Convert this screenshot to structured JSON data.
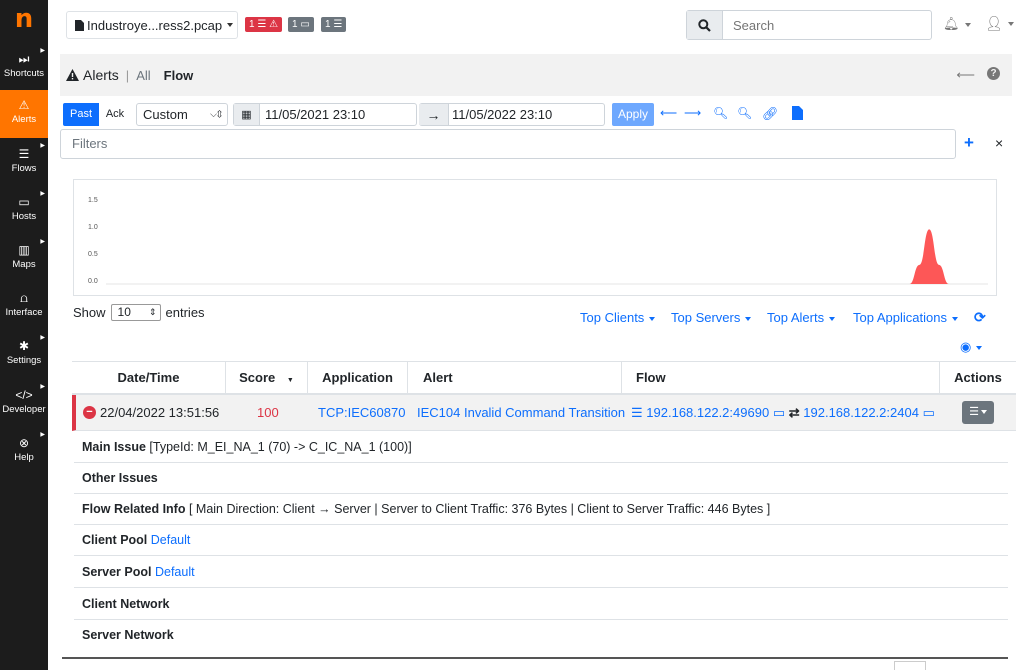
{
  "sidebar": {
    "logo": "n",
    "items": [
      {
        "label": "Shortcuts",
        "icon": "fast-forward-icon",
        "glyph": "⏭"
      },
      {
        "label": "Alerts",
        "icon": "warning-icon",
        "glyph": "⚠"
      },
      {
        "label": "Flows",
        "icon": "list-icon",
        "glyph": "☰"
      },
      {
        "label": "Hosts",
        "icon": "laptop-icon",
        "glyph": "▭"
      },
      {
        "label": "Maps",
        "icon": "map-icon",
        "glyph": "▥"
      },
      {
        "label": "Interface",
        "icon": "ethernet-icon",
        "glyph": "⩍"
      },
      {
        "label": "Settings",
        "icon": "gear-icon",
        "glyph": "✱"
      },
      {
        "label": "Developer",
        "icon": "code-icon",
        "glyph": "</>"
      },
      {
        "label": "Help",
        "icon": "lifebuoy-icon",
        "glyph": "⊗"
      }
    ]
  },
  "topbar": {
    "interface_name": "Industroye...ress2.pcap",
    "badges": [
      {
        "text": "1 ☰ ⚠",
        "color": "#dc3545"
      },
      {
        "text": "1 ▭",
        "color": "#6c757d"
      },
      {
        "text": "1 ☰",
        "color": "#6c757d"
      }
    ],
    "search_placeholder": "Search"
  },
  "page": {
    "title": "Alerts",
    "separator": "|",
    "crumb_all": "All",
    "crumb_active": "Flow"
  },
  "controls": {
    "past": "Past",
    "ack": "Ack",
    "range_select": "Custom",
    "begin": "11/05/2021 23:10",
    "end": "11/05/2022 23:10",
    "apply": "Apply",
    "arrow_sep": "→"
  },
  "filters": {
    "placeholder": "Filters"
  },
  "chart_data": {
    "type": "area",
    "y_ticks": [
      "1.5",
      "1.0",
      "0.5",
      "0.0"
    ],
    "ylim": [
      0,
      1.5
    ],
    "series": [
      {
        "values": [
          0,
          0,
          0,
          0,
          0,
          0,
          0,
          0,
          0,
          0,
          0,
          0,
          0,
          0,
          0,
          0,
          0,
          0,
          0,
          0,
          0,
          0,
          0,
          0,
          0,
          0,
          0,
          0,
          0,
          0,
          0,
          0,
          0,
          0,
          0,
          0,
          0,
          0,
          0,
          0,
          0,
          0,
          0,
          0,
          0,
          0,
          0,
          0,
          0,
          0,
          0,
          0,
          0,
          0,
          0,
          0,
          0,
          0,
          0,
          0,
          0,
          0,
          0,
          0,
          0,
          0,
          0,
          0,
          0,
          0,
          0,
          0,
          0,
          0,
          0,
          0,
          0,
          0,
          0,
          0,
          0,
          0,
          0,
          0.35,
          1.0,
          0.35,
          0,
          0,
          0,
          0,
          0
        ]
      }
    ],
    "color": "#fd5757"
  },
  "table_controls": {
    "show": "Show",
    "entries_value": "10",
    "entries": "entries",
    "top_clients": "Top Clients",
    "top_servers": "Top Servers",
    "top_alerts": "Top Alerts",
    "top_applications": "Top Applications"
  },
  "table": {
    "headers": [
      "Date/Time",
      "Score",
      "Application",
      "Alert",
      "Flow",
      "Actions"
    ],
    "row": {
      "datetime": "22/04/2022 13:51:56",
      "score": "100",
      "application": "TCP:IEC60870",
      "alert": "IEC104 Invalid Command Transition",
      "flow_client": "192.168.122.2:49690",
      "flow_server": "192.168.122.2:2404"
    },
    "details": [
      {
        "label": "Main Issue",
        "value": " [TypeId: M_EI_NA_1 (70) -> C_IC_NA_1 (100)]",
        "link": ""
      },
      {
        "label": "Other Issues",
        "value": "",
        "link": ""
      },
      {
        "label": "Flow Related Info",
        "value": " [ Main Direction: Client → Server | Server to Client Traffic: 376 Bytes | Client to Server Traffic: 446 Bytes ]",
        "link": ""
      },
      {
        "label": "Client Pool",
        "value": "",
        "link": "Default"
      },
      {
        "label": "Server Pool",
        "value": "",
        "link": "Default"
      },
      {
        "label": "Client Network",
        "value": "",
        "link": ""
      },
      {
        "label": "Server Network",
        "value": "",
        "link": ""
      }
    ]
  }
}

___

- THE REQUEST -
Only the number is wanted: how many lines in the entries above contain the word "glyph"?

- ANSWER TO THE PROBLEM -
9